(GOAL) Reproduce the records below in full and exactly, without their images.

— Begin SOURCE DATA —

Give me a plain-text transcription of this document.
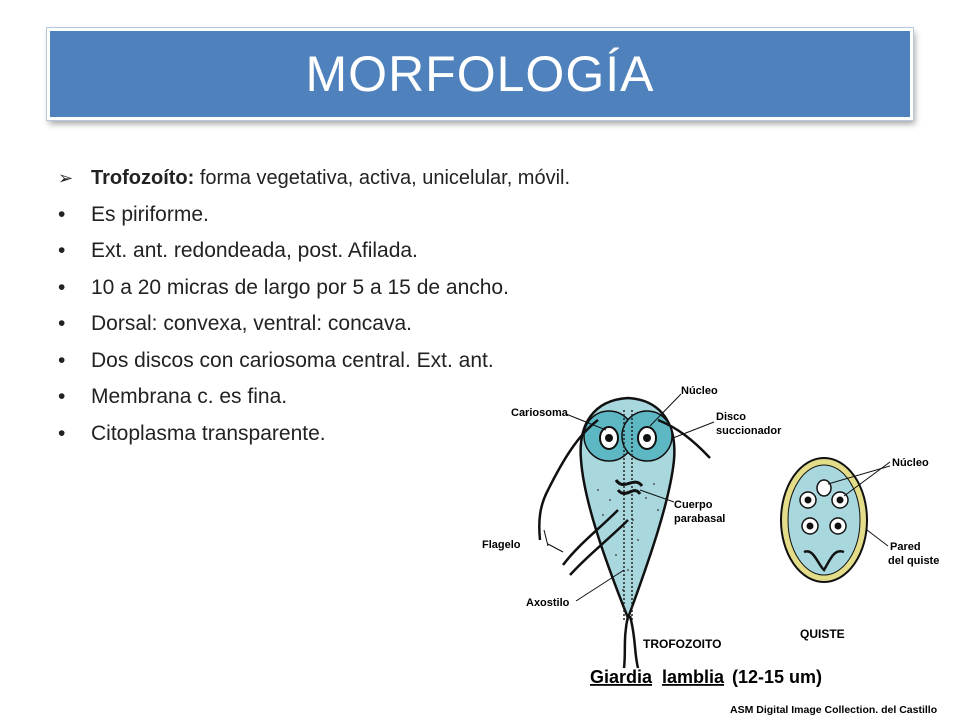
MORFOLOGÍA
➢ Trofozoíto: forma vegetativa, activa, unicelular, móvil.
•	Es piriforme.
•	Ext. ant. redondeada, post. Afilada.
•	10 a 20 micras de largo por 5 a 15 de ancho.
•	Dorsal: convexa, ventral: concava.
•	Dos discos con cariosoma central. Ext. ant.
•	Membrana c. es fina.
•	Citoplasma transparente.
Cariosoma
Núcleo
Disco
succionador
Cuerpo
parabasal
Flagelo
Axostilo
TROFOZOITO
Núcleo
Pared
del quiste
QUISTE
Giardia lamblia (12-15 um)
ASM Digital Image Collection. del Castillo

— End SOURCE DATA —

(EXERCISE RESULT)
Give me a plain-text transcription of this document.
MORFOLOGÍA
➢ Trofozoíto: forma vegetativa, activa, unicelular, móvil.
•	Es piriforme.
•	Ext. ant. redondeada, post. Afilada.
•	10 a 20 micras de largo por 5 a 15 de ancho.
•	Dorsal: convexa, ventral: concava.
•	Dos discos con cariosoma central. Ext. ant.
•	Membrana c. es fina.
•	Citoplasma transparente.
Cariosoma
Núcleo
Disco
succionador
Cuerpo
parabasal
Flagelo
Axostilo
TROFOZOITO
Núcleo
Pared
del quiste
QUISTE
Giardia lamblia (12-15 um)
ASM Digital Image Collection. del Castillo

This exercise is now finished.